Leaving out every picture, quote the data below exactly as it appears.

§ INPUT RECORDS:
____________________
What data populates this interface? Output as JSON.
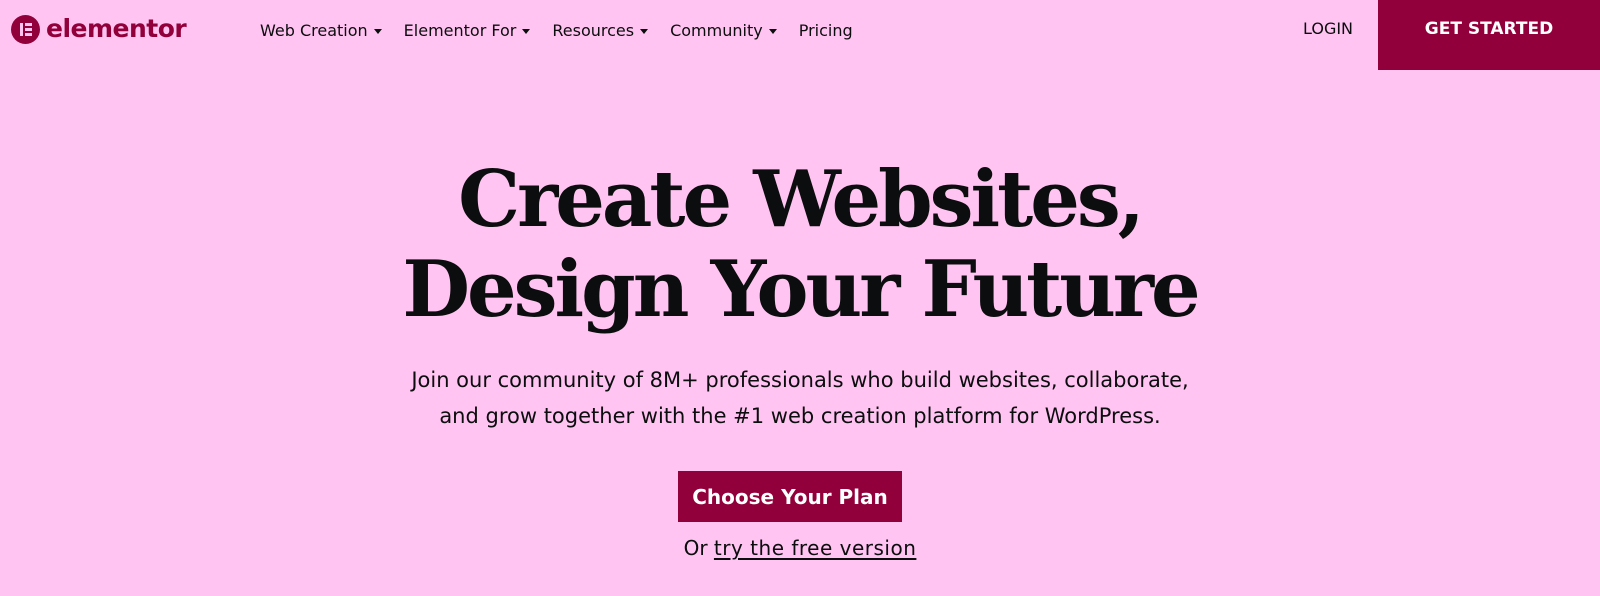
{
  "brand": {
    "name": "elementor",
    "primary_color": "#92003b",
    "background_color": "#ffc4f1"
  },
  "nav": {
    "items": [
      {
        "label": "Web Creation",
        "has_dropdown": true
      },
      {
        "label": "Elementor For",
        "has_dropdown": true
      },
      {
        "label": "Resources",
        "has_dropdown": true
      },
      {
        "label": "Community",
        "has_dropdown": true
      },
      {
        "label": "Pricing",
        "has_dropdown": false
      }
    ],
    "login_label": "LOGIN",
    "get_started_label": "GET STARTED"
  },
  "hero": {
    "title_line1": "Create Websites,",
    "title_line2": "Design Your Future",
    "subtitle_line1": "Join our community of 8M+ professionals who build websites, collaborate,",
    "subtitle_line2": "and grow together with the #1 web creation platform for WordPress.",
    "cta_label": "Choose Your Plan",
    "free_prefix": "Or",
    "free_link_label": "try the free version"
  }
}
____________________
§ CORRECT OUTPUT:
What data populates this interface? Output as JSON.
{
  "brand": {
    "name": "elementor",
    "primary_color": "#92003b",
    "background_color": "#ffc4f1"
  },
  "nav": {
    "items": [
      {
        "label": "Web Creation",
        "has_dropdown": true
      },
      {
        "label": "Elementor For",
        "has_dropdown": true
      },
      {
        "label": "Resources",
        "has_dropdown": true
      },
      {
        "label": "Community",
        "has_dropdown": true
      },
      {
        "label": "Pricing",
        "has_dropdown": false
      }
    ],
    "login_label": "LOGIN",
    "get_started_label": "GET STARTED"
  },
  "hero": {
    "title_line1": "Create Websites,",
    "title_line2": "Design Your Future",
    "subtitle_line1": "Join our community of 8M+ professionals who build websites, collaborate,",
    "subtitle_line2": "and grow together with the #1 web creation platform for WordPress.",
    "cta_label": "Choose Your Plan",
    "free_prefix": "Or",
    "free_link_label": "try the free version"
  }
}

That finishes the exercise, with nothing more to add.